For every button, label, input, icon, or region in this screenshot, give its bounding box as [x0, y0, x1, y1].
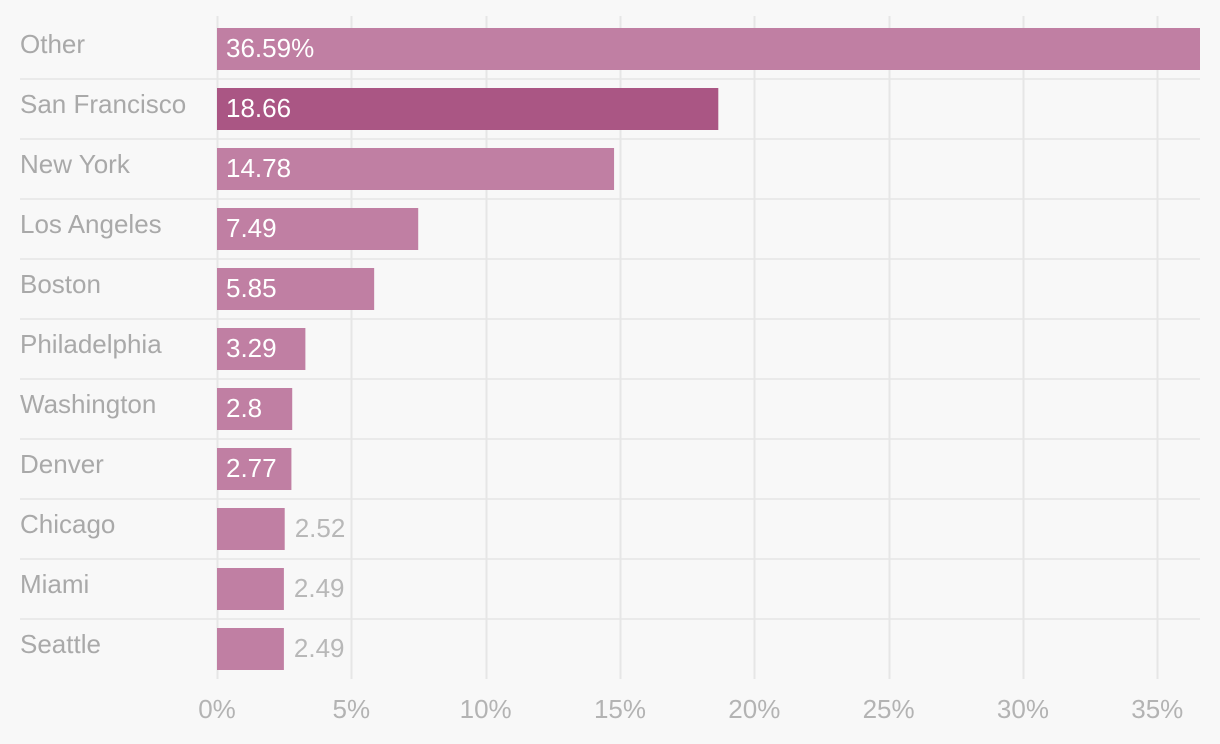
bar-miami — [217, 568, 284, 610]
grid-layer — [20, 16, 1200, 679]
x-tick-label: 25% — [863, 694, 915, 724]
x-tick-label: 0% — [198, 694, 236, 724]
x-tick-label: 35% — [1131, 694, 1183, 724]
bar-layer — [217, 28, 1200, 670]
bar-chicago — [217, 508, 285, 550]
x-tick-label: 10% — [460, 694, 512, 724]
category-label: New York — [20, 149, 131, 179]
x-tick-label: 5% — [333, 694, 371, 724]
bar-washington — [217, 388, 293, 430]
category-label: Miami — [20, 569, 89, 599]
text-layer: Other 36.59% San Francisco 18.66 New York 14.… — [20, 29, 1183, 724]
x-tick-label: 20% — [728, 694, 780, 724]
value-label: 3.29 — [226, 333, 277, 363]
category-label: Seattle — [20, 629, 101, 659]
category-label: Boston — [20, 269, 101, 299]
bar-denver — [217, 448, 292, 490]
category-label: Los Angeles — [20, 209, 162, 239]
category-label: Philadelphia — [20, 329, 162, 359]
bar-los-angeles — [217, 208, 419, 250]
bar-other — [217, 28, 1200, 70]
category-label: Washington — [20, 389, 156, 419]
value-label: 5.85 — [226, 273, 277, 303]
bar-seattle — [217, 628, 284, 670]
value-label: 14.78 — [226, 153, 291, 183]
value-label: 36.59% — [226, 33, 314, 63]
value-label: 2.52 — [295, 513, 346, 543]
value-label: 2.77 — [226, 453, 277, 483]
value-label: 2.8 — [226, 393, 262, 423]
category-label: Chicago — [20, 509, 115, 539]
x-tick-label: 15% — [594, 694, 646, 724]
category-label: Denver — [20, 449, 104, 479]
category-label: San Francisco — [20, 89, 186, 119]
category-label: Other — [20, 29, 85, 59]
value-label: 2.49 — [294, 573, 345, 603]
value-label: 18.66 — [226, 93, 291, 123]
bar-new-york — [217, 148, 615, 190]
bar-san-francisco — [217, 88, 719, 130]
x-tick-label: 30% — [997, 694, 1049, 724]
value-label: 7.49 — [226, 213, 277, 243]
bar-philadelphia — [217, 328, 306, 370]
bar-boston — [217, 268, 375, 310]
value-label: 2.49 — [294, 633, 345, 663]
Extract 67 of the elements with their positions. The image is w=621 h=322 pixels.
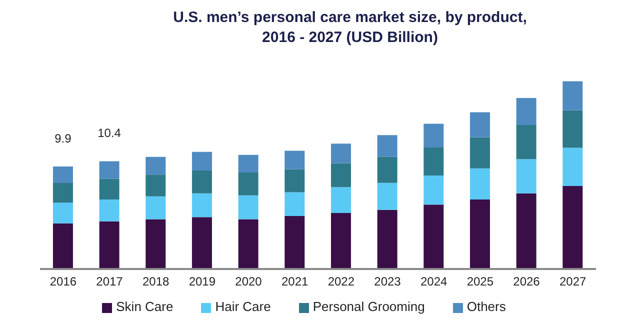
legend-label: Others	[466, 299, 506, 314]
bar	[284, 216, 305, 269]
bar	[424, 124, 444, 148]
bar	[470, 200, 490, 269]
bar	[192, 170, 212, 194]
bar	[192, 217, 212, 269]
legend-label: Hair Care	[215, 299, 271, 314]
x-tick-label: 2026	[513, 274, 540, 289]
bar	[377, 135, 398, 157]
x-tick-label: 2021	[281, 274, 309, 289]
bar	[562, 148, 583, 186]
bar	[562, 186, 583, 269]
bar	[470, 137, 490, 168]
annotation: 9.9	[54, 131, 72, 146]
bar	[146, 219, 166, 269]
x-tick-label: 2027	[559, 274, 587, 289]
bar	[284, 192, 305, 216]
bar	[516, 193, 536, 269]
bar	[238, 195, 258, 220]
bar	[284, 169, 305, 192]
chart-title: U.S. men’s personal care market size, by product, 2016 - 2027 (USD Billion)	[172, 8, 528, 48]
bar	[192, 152, 212, 170]
bar	[99, 161, 120, 179]
legend-label: Personal Grooming	[312, 299, 425, 314]
bar	[330, 163, 351, 188]
bar	[562, 81, 583, 110]
x-tick-label: 2022	[328, 274, 355, 289]
bar	[238, 219, 258, 269]
bar	[424, 176, 444, 205]
bar	[377, 156, 398, 183]
bar	[562, 110, 583, 148]
bar	[516, 159, 536, 194]
bar	[470, 168, 490, 200]
bar	[516, 125, 536, 160]
x-tick-label: 2023	[374, 274, 402, 289]
bar	[52, 223, 73, 269]
bar	[377, 182, 398, 210]
x-tick-label: 2016	[50, 274, 77, 289]
x-tick-label: 2025	[466, 274, 494, 289]
x-tick-label: 2024	[420, 274, 448, 289]
x-tick-label: 2018	[142, 274, 170, 289]
bar	[470, 112, 490, 138]
x-tick-label: 2020	[235, 274, 262, 289]
bar	[284, 150, 305, 170]
bar	[424, 148, 444, 176]
x-tick-label: 2017	[96, 274, 124, 289]
bar	[238, 172, 258, 196]
bar	[330, 187, 351, 214]
x-tick-label: 2019	[188, 274, 216, 289]
bar	[99, 221, 120, 269]
bar	[330, 213, 351, 269]
bar	[146, 174, 166, 196]
bar	[192, 193, 212, 218]
bar	[146, 156, 166, 175]
bar	[99, 200, 120, 222]
legend-label: Skin Care	[116, 299, 174, 314]
bar	[424, 204, 444, 269]
bar	[52, 166, 73, 184]
bar	[516, 98, 536, 126]
bar	[377, 210, 398, 269]
bar	[52, 202, 73, 224]
bar	[330, 144, 351, 164]
annotation: 10.4	[98, 126, 122, 140]
bar	[99, 178, 120, 200]
bar	[52, 183, 73, 203]
bar	[146, 196, 166, 220]
bar	[238, 154, 258, 173]
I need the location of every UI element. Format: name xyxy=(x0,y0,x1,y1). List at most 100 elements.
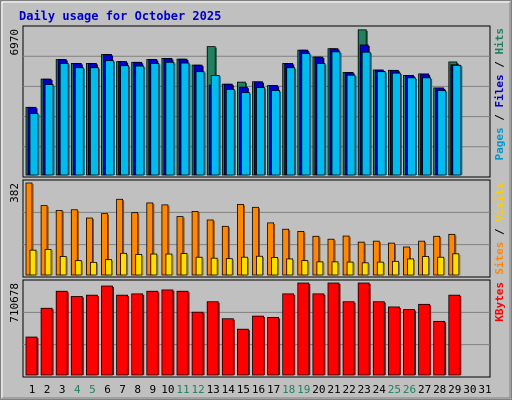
bar-hits-pages-day-29 xyxy=(452,64,463,176)
bar-visits-visits-day-4 xyxy=(70,209,79,276)
bar-kbytes-kbytes-day-17 xyxy=(267,317,281,376)
bar-kbytes-kbytes-day-2 xyxy=(40,307,54,376)
bar-shade xyxy=(38,114,40,175)
x-tick-label-day-13: 13 xyxy=(207,383,220,396)
bar-hits-pages-day-26 xyxy=(407,77,417,176)
bar-face xyxy=(312,293,325,376)
bar-hits-pages-day-11 xyxy=(180,62,191,176)
max-label-hits: 6970 xyxy=(8,29,21,56)
bar-shade xyxy=(369,284,371,375)
bar-shade xyxy=(293,294,296,375)
bar-face xyxy=(301,53,311,176)
bar-visits-visits-day-9 xyxy=(146,202,155,276)
bar-shade xyxy=(262,257,264,275)
bar-face xyxy=(29,249,37,276)
bar-shade xyxy=(248,330,250,375)
bar-shade xyxy=(459,296,462,375)
panel-visits: 382 Sites / Visits xyxy=(8,179,506,278)
bar-visits-sites-day-1 xyxy=(29,249,38,276)
bar-shade xyxy=(143,67,146,175)
bar-face xyxy=(146,290,159,376)
bar-visits-sites-day-5 xyxy=(90,261,98,276)
x-tick-label-day-18: 18 xyxy=(282,383,295,396)
x-tick-label-day-6: 6 xyxy=(104,383,111,396)
bar-shade xyxy=(83,68,85,175)
bar-shade xyxy=(172,290,175,375)
bar-kbytes-kbytes-day-16 xyxy=(252,315,265,376)
bar-face xyxy=(90,67,99,176)
bar-face xyxy=(191,311,204,376)
bar-shade xyxy=(400,74,402,175)
bar-face xyxy=(267,317,280,376)
bar-shade xyxy=(322,262,325,275)
bar-kbytes-kbytes-day-4 xyxy=(70,296,84,376)
bar-hits-pages-day-1 xyxy=(29,113,40,176)
bar-face xyxy=(376,71,386,176)
bar-shade xyxy=(249,93,251,175)
bar-face xyxy=(418,303,431,376)
bar-hits-pages-day-7 xyxy=(120,65,131,176)
bar-shade xyxy=(113,61,115,175)
bar-face xyxy=(346,261,354,276)
bar-face xyxy=(29,113,39,176)
bar-visits-visits-day-23 xyxy=(357,241,366,276)
x-tick-label-day-26: 26 xyxy=(403,383,416,396)
bar-hits-pages-day-23 xyxy=(361,51,372,176)
bar-visits-visits-day-14 xyxy=(221,225,230,276)
bar-face xyxy=(55,290,68,376)
bar-visits-visits-day-8 xyxy=(131,212,140,276)
bar-shade xyxy=(415,78,417,175)
bar-visits-sites-day-23 xyxy=(361,262,370,276)
x-tick-label-day-15: 15 xyxy=(237,383,250,396)
bar-face xyxy=(286,67,296,176)
bar-face xyxy=(176,290,189,376)
bar-face xyxy=(225,89,235,176)
x-tick-label-day-10: 10 xyxy=(161,383,174,396)
bar-visits-visits-day-16 xyxy=(252,206,260,276)
bar-shade xyxy=(428,257,431,275)
bar-visits-sites-day-6 xyxy=(105,259,113,276)
bar-face xyxy=(165,253,173,276)
bar-shade xyxy=(258,208,260,275)
bar-kbytes-kbytes-day-25 xyxy=(387,306,401,376)
bar-visits-visits-day-3 xyxy=(55,210,64,276)
bar-hits-pages-day-4 xyxy=(74,67,85,176)
bar-kbytes-kbytes-day-3 xyxy=(55,290,69,376)
bar-face xyxy=(437,90,447,176)
bar-shade xyxy=(92,219,94,275)
bar-hits-pages-day-27 xyxy=(422,77,433,176)
legend-entry: / xyxy=(493,55,506,75)
bar-hits-pages-day-2 xyxy=(44,84,55,176)
bar-visits-sites-day-14 xyxy=(225,258,234,276)
bar-face xyxy=(452,253,460,276)
bar-visits-sites-day-4 xyxy=(74,260,83,276)
bar-kbytes-kbytes-day-14 xyxy=(221,318,235,376)
x-tick-label-day-16: 16 xyxy=(252,383,265,396)
bar-visits-sites-day-13 xyxy=(210,257,219,276)
bar-shade xyxy=(81,261,83,275)
bar-shade xyxy=(52,309,54,375)
bar-face xyxy=(297,282,310,376)
bar-visits-sites-day-19 xyxy=(301,260,310,276)
bar-shade xyxy=(137,213,140,275)
bar-shade xyxy=(157,292,160,375)
bar-face xyxy=(135,254,143,276)
bar-hits-pages-day-17 xyxy=(271,90,282,176)
bar-hits-pages-day-5 xyxy=(90,67,100,176)
bar-shade xyxy=(379,242,381,275)
bar-face xyxy=(342,301,355,376)
x-tick-label-day-14: 14 xyxy=(222,383,236,396)
bar-kbytes-kbytes-day-19 xyxy=(297,282,311,376)
bar-shade xyxy=(171,255,174,275)
bar-visits-visits-day-15 xyxy=(236,203,245,276)
bar-shade xyxy=(353,263,355,275)
bar-kbytes-kbytes-day-29 xyxy=(448,294,462,376)
bar-visits-sites-day-27 xyxy=(422,256,431,276)
bar-face xyxy=(74,260,82,276)
bar-visits-visits-day-6 xyxy=(101,213,109,276)
x-tick-label-day-23: 23 xyxy=(358,383,371,396)
bar-face xyxy=(135,65,145,176)
bar-visits-sites-day-17 xyxy=(271,257,280,276)
bar-face xyxy=(74,67,84,176)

● **What is asked**:
Rename "legend-label" to "legend-item" in the entries from the line with "299, 506, 314]" to the line with "I need the location", and reproduce those lines with every other detail unchanged.

● **Correct answer**:
legend-item: Others	[466, 299, 506, 314]
bar	[284, 216, 305, 269]
bar	[424, 124, 444, 148]
bar	[470, 200, 490, 269]
bar	[192, 170, 212, 194]
bar	[192, 217, 212, 269]
legend-item: Hair Care	[215, 299, 271, 314]
x-tick-label: 2026	[513, 274, 540, 289]
bar	[377, 135, 398, 157]
x-tick-label: 2021	[281, 274, 309, 289]
bar	[562, 148, 583, 186]
bar	[562, 186, 583, 269]
bar	[470, 137, 490, 168]
annotation: 9.9	[54, 131, 72, 146]
bar	[146, 219, 166, 269]
x-tick-label: 2027	[559, 274, 587, 289]
bar	[284, 192, 305, 216]
bar	[516, 193, 536, 269]
bar	[238, 195, 258, 220]
bar	[284, 169, 305, 192]
chart-title: U.S. men’s personal care market size, by product, 2016 - 2027 (USD Billion)	[172, 8, 528, 48]
bar	[192, 152, 212, 170]
bar	[99, 161, 120, 179]
legend-item: Personal Grooming	[312, 299, 425, 314]
bar	[330, 163, 351, 188]
bar	[562, 81, 583, 110]
x-tick-label: 2022	[328, 274, 355, 289]
bar	[238, 219, 258, 269]
bar	[424, 176, 444, 205]
bar	[377, 156, 398, 183]
bar	[562, 110, 583, 148]
bar	[516, 159, 536, 194]
bar	[470, 168, 490, 200]
bar	[516, 125, 536, 160]
x-tick-label: 2023	[374, 274, 402, 289]
bar	[52, 223, 73, 269]
bar	[377, 182, 398, 210]
x-tick-label: 2016	[50, 274, 77, 289]
x-tick-label: 2025	[466, 274, 494, 289]
x-tick-label: 2024	[420, 274, 448, 289]
x-tick-label: 2018	[142, 274, 170, 289]
bar	[470, 112, 490, 138]
x-tick-label: 2020	[235, 274, 262, 289]
bar	[284, 150, 305, 170]
bar	[424, 148, 444, 176]
x-tick-label: 2017	[96, 274, 124, 289]
bar	[238, 172, 258, 196]
bar	[330, 187, 351, 214]
x-tick-label: 2019	[188, 274, 216, 289]
bar	[99, 221, 120, 269]
bar	[330, 213, 351, 269]
bar	[146, 174, 166, 196]
bar	[192, 193, 212, 218]
bar	[146, 156, 166, 175]
bar	[99, 200, 120, 222]
legend-item: Skin Care	[116, 299, 174, 314]
bar	[424, 204, 444, 269]
bar	[52, 166, 73, 184]
bar	[516, 98, 536, 126]
bar	[377, 210, 398, 269]
bar	[52, 202, 73, 224]
bar	[330, 144, 351, 164]
annotation: 10.4	[98, 126, 122, 140]
bar	[99, 178, 120, 200]
bar	[52, 183, 73, 203]
bar	[146, 196, 166, 220]
bar	[238, 154, 258, 173]
I need the location of every UI element. Format: name xyxy=(x0,y0,x1,y1). List at most 100 elements.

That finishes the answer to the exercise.